GIVEN EXERCISE:
Copy out the records word for word, beginning with the very first line and continuing through the line that contains "volume-bar <box>405 737 425 775</box>", with both of those lines included.

Layout dataset records:

####

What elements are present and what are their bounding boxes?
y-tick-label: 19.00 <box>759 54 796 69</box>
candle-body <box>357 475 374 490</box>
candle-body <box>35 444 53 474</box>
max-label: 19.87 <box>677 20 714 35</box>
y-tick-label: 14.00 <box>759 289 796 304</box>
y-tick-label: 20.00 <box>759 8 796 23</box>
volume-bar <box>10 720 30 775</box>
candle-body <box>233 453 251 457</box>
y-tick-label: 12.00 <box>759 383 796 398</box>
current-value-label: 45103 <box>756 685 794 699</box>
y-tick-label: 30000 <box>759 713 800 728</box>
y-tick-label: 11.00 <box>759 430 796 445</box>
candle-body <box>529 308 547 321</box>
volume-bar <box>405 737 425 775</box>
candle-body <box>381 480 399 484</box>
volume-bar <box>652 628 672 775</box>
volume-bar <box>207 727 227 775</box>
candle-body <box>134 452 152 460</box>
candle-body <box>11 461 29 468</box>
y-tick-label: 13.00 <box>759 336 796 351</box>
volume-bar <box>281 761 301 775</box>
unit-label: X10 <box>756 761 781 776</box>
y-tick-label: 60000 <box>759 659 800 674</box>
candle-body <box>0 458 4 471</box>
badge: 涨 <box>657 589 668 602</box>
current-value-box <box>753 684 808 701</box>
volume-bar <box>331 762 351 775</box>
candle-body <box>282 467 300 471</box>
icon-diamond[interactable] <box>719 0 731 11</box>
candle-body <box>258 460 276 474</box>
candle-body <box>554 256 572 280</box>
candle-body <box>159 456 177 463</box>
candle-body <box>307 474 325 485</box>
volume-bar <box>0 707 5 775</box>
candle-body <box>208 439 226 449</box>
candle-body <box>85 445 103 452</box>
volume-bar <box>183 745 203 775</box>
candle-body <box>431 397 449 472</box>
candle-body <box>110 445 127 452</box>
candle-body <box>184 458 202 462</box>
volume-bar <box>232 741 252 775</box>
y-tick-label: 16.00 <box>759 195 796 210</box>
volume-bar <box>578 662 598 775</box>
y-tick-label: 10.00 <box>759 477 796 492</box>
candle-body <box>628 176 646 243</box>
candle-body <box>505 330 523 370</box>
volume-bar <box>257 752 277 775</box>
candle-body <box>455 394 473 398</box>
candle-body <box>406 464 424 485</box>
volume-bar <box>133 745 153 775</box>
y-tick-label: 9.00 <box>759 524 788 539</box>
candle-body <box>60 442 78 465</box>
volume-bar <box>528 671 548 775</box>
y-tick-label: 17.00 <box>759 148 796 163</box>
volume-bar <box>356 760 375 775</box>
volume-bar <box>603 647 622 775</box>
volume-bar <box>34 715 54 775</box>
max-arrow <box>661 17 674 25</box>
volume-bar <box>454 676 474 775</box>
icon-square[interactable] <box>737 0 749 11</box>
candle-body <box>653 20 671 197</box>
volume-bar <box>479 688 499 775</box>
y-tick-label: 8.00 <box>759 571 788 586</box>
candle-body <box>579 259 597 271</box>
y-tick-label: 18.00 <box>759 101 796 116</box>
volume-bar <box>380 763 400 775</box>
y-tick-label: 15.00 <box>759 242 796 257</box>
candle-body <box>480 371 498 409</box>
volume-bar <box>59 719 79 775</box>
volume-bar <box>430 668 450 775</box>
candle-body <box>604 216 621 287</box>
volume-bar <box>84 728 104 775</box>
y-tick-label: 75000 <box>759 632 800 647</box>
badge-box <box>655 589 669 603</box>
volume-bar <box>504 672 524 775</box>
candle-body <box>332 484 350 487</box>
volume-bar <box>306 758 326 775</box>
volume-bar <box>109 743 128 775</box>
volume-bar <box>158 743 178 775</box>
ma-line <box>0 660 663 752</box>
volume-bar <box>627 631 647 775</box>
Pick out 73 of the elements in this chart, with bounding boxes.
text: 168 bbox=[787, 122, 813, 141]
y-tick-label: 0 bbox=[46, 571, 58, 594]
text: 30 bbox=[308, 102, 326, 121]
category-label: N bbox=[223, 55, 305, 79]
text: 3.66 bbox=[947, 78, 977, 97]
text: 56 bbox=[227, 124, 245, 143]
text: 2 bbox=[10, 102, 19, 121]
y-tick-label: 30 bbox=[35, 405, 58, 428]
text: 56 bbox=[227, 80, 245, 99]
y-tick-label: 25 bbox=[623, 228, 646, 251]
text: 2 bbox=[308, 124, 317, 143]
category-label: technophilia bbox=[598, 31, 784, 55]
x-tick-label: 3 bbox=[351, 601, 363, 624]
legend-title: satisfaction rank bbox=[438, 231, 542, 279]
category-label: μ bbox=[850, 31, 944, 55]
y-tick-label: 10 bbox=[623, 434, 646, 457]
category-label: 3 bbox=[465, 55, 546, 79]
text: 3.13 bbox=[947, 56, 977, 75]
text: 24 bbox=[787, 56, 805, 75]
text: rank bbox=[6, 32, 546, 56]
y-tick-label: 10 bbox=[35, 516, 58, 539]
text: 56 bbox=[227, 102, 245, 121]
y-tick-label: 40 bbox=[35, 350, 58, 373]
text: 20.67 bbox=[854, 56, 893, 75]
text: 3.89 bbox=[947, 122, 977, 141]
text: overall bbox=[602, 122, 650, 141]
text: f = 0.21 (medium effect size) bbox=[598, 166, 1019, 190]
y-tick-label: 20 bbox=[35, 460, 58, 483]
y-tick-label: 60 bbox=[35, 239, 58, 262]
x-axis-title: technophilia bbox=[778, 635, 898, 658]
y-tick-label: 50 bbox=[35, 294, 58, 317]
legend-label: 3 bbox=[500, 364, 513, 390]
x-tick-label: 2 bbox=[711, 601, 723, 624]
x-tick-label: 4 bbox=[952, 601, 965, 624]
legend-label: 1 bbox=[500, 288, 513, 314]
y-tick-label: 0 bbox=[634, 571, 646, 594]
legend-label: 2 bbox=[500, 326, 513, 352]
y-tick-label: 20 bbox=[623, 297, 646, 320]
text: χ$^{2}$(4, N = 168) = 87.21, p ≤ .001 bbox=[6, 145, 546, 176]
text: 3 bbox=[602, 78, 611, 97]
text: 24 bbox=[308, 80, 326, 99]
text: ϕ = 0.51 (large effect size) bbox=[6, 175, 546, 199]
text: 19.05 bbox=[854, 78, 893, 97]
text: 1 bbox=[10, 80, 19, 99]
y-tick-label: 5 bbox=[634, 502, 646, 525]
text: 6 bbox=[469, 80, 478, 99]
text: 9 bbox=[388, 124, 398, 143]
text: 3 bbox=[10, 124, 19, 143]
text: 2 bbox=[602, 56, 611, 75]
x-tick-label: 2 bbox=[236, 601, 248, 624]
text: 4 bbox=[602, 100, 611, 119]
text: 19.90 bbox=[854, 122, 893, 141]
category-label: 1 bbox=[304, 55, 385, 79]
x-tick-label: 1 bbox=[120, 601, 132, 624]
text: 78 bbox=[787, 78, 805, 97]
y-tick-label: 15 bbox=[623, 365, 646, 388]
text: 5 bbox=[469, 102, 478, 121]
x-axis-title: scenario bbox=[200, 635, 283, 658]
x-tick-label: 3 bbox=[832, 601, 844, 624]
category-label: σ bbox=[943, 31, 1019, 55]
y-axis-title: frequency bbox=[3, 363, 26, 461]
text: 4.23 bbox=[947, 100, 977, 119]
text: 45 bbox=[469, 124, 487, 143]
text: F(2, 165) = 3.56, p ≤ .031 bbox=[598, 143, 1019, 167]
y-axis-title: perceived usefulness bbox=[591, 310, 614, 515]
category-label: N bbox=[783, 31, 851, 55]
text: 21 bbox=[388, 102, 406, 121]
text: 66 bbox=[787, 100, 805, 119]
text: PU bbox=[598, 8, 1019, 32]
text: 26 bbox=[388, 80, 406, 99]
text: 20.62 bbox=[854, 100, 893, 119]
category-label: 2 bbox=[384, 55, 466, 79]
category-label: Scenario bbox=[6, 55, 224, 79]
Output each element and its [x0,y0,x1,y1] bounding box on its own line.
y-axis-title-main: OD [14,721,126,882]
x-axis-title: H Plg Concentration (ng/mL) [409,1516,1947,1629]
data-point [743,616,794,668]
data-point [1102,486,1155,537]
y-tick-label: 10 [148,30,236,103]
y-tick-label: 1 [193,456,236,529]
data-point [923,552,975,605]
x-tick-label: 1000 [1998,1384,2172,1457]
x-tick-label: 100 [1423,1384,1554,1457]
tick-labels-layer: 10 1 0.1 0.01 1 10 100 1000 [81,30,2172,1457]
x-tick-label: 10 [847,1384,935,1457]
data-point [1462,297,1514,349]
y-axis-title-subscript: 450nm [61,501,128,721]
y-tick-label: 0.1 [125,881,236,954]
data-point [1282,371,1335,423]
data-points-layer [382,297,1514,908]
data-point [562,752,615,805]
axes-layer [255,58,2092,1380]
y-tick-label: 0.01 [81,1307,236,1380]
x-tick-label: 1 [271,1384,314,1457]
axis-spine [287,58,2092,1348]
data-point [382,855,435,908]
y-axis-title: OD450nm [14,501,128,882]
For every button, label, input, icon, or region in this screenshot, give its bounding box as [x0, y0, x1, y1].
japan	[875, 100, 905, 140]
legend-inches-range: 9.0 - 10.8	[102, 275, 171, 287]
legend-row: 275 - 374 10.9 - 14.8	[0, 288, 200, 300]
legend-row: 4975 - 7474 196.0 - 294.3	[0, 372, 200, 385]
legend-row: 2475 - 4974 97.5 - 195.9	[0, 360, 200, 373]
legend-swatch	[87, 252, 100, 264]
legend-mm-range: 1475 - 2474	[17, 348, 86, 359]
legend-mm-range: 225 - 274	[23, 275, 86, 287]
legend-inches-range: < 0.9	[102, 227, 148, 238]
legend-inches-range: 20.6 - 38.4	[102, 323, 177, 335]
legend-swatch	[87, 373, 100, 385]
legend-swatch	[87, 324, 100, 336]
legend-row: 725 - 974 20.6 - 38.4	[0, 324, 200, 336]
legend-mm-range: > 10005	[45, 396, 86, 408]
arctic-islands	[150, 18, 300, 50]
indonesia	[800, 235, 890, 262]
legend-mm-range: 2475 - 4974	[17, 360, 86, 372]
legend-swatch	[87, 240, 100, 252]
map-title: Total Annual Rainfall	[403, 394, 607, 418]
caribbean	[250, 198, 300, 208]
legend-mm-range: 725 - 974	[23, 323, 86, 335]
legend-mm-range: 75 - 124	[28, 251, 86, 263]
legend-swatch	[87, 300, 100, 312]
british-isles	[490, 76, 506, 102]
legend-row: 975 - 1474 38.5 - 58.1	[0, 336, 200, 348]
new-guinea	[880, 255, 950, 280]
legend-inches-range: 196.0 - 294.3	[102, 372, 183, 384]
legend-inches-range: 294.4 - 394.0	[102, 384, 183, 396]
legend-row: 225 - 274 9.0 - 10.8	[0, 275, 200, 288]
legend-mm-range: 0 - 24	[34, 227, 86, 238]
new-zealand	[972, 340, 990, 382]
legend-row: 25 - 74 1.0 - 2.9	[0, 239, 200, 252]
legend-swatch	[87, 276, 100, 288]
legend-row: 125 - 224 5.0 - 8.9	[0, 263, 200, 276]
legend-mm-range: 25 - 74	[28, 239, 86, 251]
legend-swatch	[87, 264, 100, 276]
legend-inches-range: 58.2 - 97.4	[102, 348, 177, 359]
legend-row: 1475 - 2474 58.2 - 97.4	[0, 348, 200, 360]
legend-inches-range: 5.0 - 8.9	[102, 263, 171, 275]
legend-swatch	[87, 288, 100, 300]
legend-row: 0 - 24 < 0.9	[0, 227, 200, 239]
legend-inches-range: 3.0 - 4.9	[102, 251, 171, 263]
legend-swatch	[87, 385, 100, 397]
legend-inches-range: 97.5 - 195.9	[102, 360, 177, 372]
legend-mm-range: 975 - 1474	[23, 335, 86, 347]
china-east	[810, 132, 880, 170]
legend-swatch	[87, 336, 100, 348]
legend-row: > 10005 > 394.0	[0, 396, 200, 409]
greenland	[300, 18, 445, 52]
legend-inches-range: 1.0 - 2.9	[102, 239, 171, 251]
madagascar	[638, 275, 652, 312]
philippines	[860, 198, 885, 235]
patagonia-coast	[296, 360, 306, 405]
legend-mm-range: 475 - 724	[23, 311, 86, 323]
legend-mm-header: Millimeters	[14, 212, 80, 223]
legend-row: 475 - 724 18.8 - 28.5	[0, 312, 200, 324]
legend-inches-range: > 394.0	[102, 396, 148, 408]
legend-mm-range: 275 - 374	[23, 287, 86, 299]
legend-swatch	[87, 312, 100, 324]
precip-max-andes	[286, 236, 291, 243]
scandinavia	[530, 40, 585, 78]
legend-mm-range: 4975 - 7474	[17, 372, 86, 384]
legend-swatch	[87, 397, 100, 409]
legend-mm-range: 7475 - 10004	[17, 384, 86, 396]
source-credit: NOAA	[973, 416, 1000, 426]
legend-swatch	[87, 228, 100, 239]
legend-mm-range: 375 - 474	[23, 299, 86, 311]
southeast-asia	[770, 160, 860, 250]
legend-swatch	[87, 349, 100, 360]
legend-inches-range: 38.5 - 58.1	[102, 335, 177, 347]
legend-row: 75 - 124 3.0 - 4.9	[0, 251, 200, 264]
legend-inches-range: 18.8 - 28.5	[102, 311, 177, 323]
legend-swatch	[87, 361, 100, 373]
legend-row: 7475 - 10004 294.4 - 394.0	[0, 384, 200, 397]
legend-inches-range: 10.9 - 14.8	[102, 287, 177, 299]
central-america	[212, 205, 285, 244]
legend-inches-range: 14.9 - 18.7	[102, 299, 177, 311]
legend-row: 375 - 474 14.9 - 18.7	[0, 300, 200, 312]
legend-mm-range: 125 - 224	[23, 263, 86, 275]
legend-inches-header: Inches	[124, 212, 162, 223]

####

OUTPUT FOR THIS EXERCISE:
What elements are present and what are their bounding boxes?
y-tick-label: 19.00 <box>759 54 796 69</box>
candle-body <box>357 475 374 490</box>
candle-body <box>35 444 53 474</box>
max-label: 19.87 <box>677 20 714 35</box>
y-tick-label: 14.00 <box>759 289 796 304</box>
y-tick-label: 20.00 <box>759 8 796 23</box>
volume-bar <box>10 720 30 775</box>
candle-body <box>233 453 251 457</box>
y-tick-label: 12.00 <box>759 383 796 398</box>
current-value-label: 45103 <box>756 685 794 699</box>
y-tick-label: 30000 <box>759 713 800 728</box>
y-tick-label: 11.00 <box>759 430 796 445</box>
candle-body <box>529 308 547 321</box>
volume-bar <box>405 737 425 775</box>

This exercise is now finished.